Ausgewählter Auszug

Zweites Picknick-Konzert der Braun­schwei­gi­schen Landschaft: Staats­or­chester spielt am 17. Juni open-air am Seilbahn­berg in Lengede passende Stücke zur Indus­trie­ge­schichte.

Es ist die zweite Auflage einer beson­deren Veran­stal­tung an beson­deren Orten mit beson­derem Ambiente. Nichts Alltäg­li­ches sollen die Picknick-Konzerte der Braun­schwei­gi­schen Landschaft sein. Nach der erfolg­rei­chen Premiere am Paläon, dem Forschungs- und Erleb­nis­zen­trum Schöninger Speere, im Landkreis Helmstedt findet die Veran­stal­tung in diesem Jahr am 17. Juni am Seilbahn­berg in Lengede im Landkreis Peine statt. Gemeinsam mit der Gemeinde und den Vereinen vor Ort wird der Auftritt des Staats­or­ches­ters Braun­schweig (14 – 16.30 Uhr) organi­siert. Der Eintritt ist frei. An verschie­denen Ständen wird es Cocktails, Burger, Kaffee und Kuchen, Bratwurst, Waffeln und inter­na­tio­nalen Köstlich­keiten geben. Mitzu­bringen sind lediglich eine Picknick-Decke und viel Lust auf erstklas­sige klassi­sche Musik.

Liste der Einträge
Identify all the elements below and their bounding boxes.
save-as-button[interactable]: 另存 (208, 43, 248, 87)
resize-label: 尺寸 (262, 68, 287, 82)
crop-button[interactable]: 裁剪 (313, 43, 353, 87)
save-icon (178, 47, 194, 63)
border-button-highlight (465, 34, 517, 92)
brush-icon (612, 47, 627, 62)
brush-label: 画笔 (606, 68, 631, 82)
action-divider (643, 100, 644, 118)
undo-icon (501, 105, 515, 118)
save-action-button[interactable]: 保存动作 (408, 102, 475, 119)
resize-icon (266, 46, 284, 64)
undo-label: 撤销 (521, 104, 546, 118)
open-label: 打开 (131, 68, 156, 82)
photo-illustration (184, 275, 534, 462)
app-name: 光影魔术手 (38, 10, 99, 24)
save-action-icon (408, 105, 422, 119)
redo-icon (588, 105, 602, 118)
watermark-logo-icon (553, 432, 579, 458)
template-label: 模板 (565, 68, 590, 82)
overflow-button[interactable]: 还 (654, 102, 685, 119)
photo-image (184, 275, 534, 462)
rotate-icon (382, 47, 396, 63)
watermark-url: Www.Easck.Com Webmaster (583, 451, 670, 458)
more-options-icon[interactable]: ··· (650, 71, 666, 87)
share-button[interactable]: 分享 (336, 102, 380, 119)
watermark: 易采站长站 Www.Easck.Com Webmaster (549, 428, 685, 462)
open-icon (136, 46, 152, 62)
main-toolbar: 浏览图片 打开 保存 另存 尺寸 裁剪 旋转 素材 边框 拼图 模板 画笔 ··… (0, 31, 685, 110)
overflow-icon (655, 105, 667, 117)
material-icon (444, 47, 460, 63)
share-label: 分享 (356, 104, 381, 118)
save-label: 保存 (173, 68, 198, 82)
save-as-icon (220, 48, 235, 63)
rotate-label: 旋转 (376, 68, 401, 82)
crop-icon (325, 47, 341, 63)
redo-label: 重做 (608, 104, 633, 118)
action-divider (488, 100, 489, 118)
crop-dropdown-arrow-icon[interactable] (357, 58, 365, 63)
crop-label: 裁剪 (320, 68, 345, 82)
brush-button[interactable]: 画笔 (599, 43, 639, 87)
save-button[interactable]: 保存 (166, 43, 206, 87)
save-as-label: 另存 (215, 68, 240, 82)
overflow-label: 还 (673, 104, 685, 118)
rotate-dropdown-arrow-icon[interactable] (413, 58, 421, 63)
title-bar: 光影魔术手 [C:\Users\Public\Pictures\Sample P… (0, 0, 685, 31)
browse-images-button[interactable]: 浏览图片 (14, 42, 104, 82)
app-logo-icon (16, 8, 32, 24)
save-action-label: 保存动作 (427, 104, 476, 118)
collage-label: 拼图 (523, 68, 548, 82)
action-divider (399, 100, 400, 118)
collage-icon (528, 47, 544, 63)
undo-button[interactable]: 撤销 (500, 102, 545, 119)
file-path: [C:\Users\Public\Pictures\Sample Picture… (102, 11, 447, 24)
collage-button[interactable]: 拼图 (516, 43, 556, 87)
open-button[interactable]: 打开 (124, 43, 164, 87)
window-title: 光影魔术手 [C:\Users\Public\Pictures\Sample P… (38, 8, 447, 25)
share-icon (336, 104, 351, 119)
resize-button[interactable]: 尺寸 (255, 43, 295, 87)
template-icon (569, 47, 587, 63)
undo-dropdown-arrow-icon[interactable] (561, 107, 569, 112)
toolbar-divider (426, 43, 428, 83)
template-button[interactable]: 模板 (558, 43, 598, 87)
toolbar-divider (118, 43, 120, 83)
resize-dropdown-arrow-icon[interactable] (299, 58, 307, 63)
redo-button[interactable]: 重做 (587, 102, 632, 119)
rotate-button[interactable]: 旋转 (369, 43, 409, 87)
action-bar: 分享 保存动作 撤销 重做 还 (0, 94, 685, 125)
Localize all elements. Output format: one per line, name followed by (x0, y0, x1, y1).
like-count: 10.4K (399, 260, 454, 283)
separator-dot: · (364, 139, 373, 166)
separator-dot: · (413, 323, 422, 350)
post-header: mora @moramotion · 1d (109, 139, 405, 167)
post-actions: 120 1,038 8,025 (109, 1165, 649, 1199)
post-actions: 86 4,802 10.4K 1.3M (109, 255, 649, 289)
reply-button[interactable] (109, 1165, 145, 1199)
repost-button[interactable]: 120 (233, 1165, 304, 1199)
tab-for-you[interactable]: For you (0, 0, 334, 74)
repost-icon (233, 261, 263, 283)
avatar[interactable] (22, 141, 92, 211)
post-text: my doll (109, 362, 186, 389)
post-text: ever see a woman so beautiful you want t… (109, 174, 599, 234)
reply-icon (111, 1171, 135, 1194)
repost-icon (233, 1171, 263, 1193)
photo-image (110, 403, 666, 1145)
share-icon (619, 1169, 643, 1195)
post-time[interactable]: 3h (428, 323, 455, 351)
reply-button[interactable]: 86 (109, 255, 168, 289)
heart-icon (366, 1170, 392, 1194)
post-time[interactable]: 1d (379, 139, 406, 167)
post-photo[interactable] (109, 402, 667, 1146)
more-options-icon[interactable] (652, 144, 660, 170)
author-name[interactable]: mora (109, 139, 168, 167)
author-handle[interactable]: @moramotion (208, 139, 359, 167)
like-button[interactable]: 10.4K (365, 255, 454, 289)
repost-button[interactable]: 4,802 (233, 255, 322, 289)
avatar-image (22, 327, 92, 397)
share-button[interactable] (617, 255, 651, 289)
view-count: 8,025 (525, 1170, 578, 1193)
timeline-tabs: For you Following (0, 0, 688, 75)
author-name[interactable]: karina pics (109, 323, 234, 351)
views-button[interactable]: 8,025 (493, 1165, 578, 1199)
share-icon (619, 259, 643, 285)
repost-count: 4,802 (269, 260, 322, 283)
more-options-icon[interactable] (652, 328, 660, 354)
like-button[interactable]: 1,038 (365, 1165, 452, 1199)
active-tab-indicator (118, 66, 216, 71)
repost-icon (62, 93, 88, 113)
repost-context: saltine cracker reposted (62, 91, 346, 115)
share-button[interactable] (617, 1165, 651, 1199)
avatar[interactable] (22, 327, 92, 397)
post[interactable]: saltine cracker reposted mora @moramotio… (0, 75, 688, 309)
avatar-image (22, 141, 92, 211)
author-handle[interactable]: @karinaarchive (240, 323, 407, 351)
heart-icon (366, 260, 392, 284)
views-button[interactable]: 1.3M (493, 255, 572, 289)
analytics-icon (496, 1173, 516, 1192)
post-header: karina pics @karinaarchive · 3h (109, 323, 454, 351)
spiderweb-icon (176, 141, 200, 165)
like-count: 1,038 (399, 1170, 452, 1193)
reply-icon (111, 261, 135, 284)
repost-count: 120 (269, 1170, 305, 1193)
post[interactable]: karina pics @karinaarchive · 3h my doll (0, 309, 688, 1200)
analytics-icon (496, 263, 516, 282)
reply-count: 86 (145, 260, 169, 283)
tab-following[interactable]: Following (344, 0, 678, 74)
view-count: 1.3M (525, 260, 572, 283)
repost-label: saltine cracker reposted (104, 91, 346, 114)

Was zu tun ist
1. Zu welcher Uhrzeit tritt das Staatsorchester Braunschweig laut dem Auszug über das Picknick-Konzert in Lengede auf?
2. Schreiben Sie aus dem Auszug über das Picknick-Konzert den Abschnitt zwischen „Zweites Picknick-Konzert der“ und „Stücke zur Indus­trie­ge­schichte.“ einschließlich dieser beiden Stellen wortgetreu ab.

Schriftliche Antworten
1. Von 14 bis 16.30 Uhr.

2.
Zweites Picknick-Konzert der Braun­schwei­gi­schen Landschaft: Staats­or­chester spielt am 17. Juni open-air am Seilbahn­berg in Lengede passende Stücke zur Indus­trie­ge­schichte.